##### Working data #####
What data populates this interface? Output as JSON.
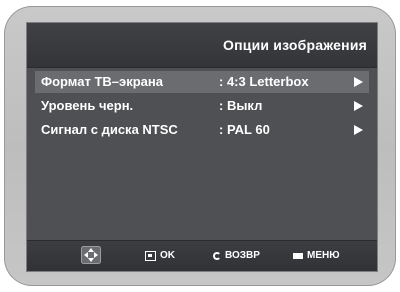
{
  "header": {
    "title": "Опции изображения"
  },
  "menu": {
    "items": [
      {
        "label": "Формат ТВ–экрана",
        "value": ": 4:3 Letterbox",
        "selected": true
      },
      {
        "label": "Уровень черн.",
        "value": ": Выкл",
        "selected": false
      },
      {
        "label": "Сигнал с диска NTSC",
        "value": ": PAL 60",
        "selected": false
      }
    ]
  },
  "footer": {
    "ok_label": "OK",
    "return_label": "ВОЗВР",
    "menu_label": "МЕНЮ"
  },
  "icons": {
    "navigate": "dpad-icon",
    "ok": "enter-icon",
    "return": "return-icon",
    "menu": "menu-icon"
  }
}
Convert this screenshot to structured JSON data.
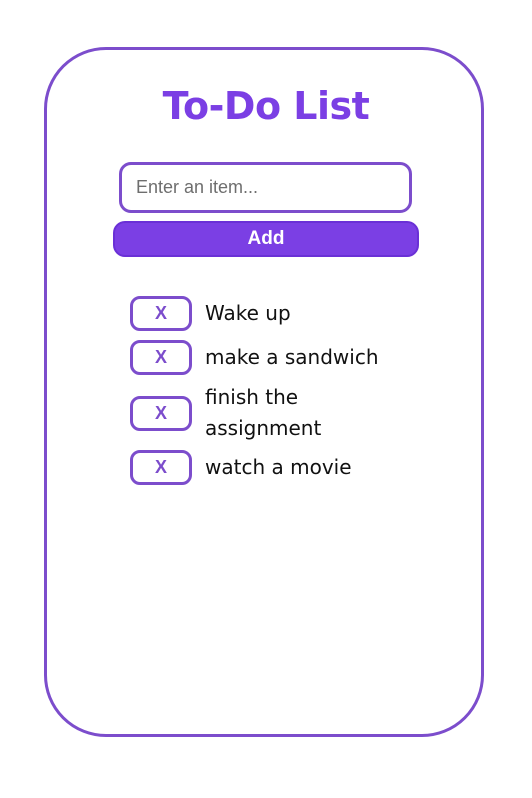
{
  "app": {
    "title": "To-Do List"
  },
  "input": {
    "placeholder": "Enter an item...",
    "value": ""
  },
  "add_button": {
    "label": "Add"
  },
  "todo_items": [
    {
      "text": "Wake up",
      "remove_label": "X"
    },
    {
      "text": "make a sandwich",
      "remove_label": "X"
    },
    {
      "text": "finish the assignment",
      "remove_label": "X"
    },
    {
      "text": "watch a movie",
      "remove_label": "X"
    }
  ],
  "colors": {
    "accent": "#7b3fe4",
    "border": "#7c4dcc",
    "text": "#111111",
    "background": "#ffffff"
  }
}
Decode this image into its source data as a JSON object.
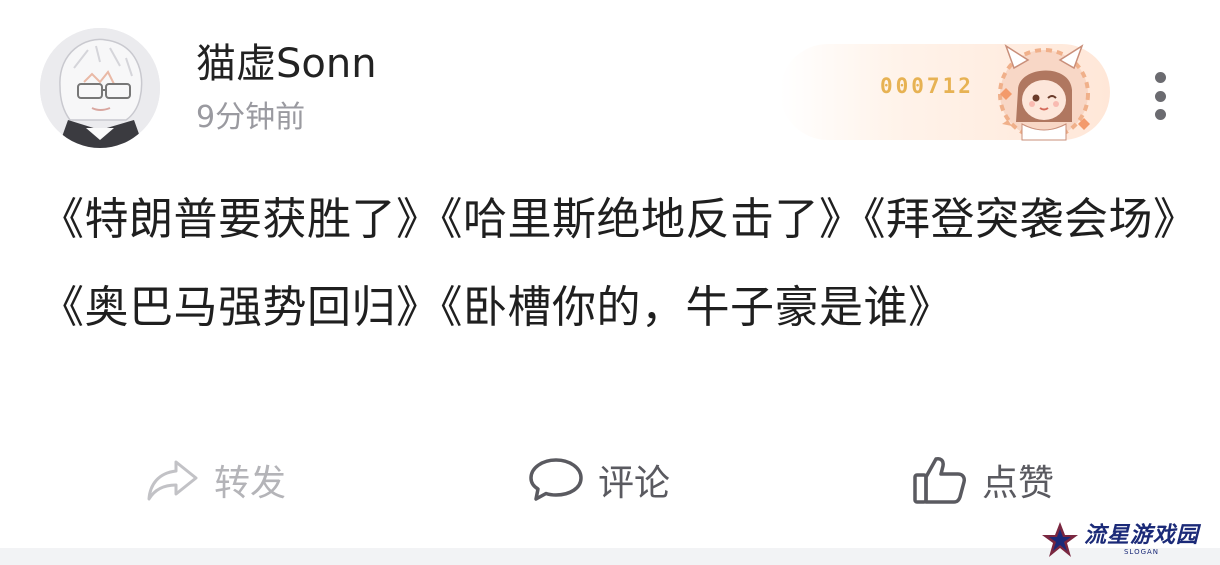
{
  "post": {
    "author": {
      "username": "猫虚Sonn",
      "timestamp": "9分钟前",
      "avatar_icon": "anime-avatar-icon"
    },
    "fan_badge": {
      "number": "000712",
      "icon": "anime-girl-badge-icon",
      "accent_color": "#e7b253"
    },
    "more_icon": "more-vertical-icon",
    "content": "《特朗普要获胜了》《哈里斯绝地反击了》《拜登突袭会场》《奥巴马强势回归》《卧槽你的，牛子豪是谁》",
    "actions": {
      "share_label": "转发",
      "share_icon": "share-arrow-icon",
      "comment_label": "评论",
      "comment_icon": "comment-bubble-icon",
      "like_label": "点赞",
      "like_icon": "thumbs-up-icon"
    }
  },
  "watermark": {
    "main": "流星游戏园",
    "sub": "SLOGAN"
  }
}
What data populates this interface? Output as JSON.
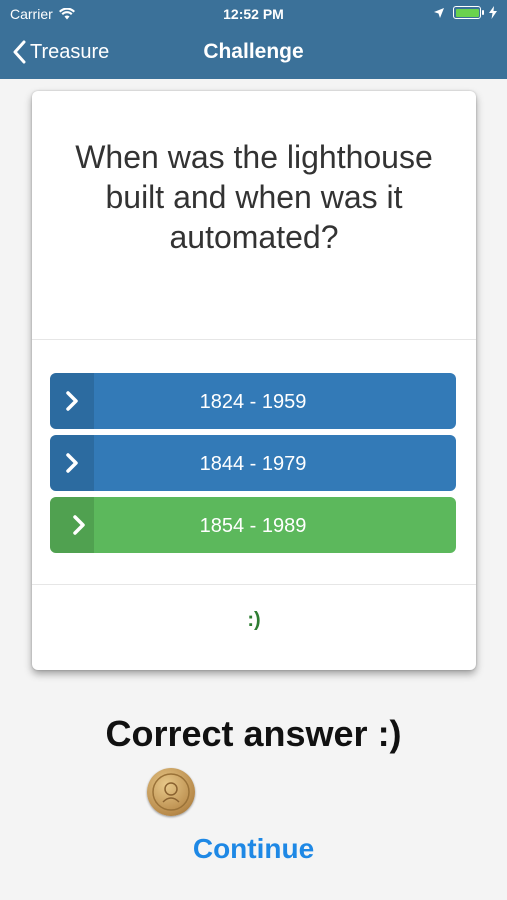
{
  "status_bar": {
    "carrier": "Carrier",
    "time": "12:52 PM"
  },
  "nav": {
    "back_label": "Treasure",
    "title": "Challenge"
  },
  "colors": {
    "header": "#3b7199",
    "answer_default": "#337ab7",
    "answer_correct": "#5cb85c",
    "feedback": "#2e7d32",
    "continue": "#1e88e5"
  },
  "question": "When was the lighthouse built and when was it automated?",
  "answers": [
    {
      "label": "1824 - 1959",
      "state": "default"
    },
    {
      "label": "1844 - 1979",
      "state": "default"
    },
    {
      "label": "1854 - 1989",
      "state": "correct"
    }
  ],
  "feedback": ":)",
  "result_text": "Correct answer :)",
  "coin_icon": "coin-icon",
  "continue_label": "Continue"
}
#####
- _Aim of the task_
Give the number of lines in the listing above that hold the string "this", with nothing else.

- _Solution_
4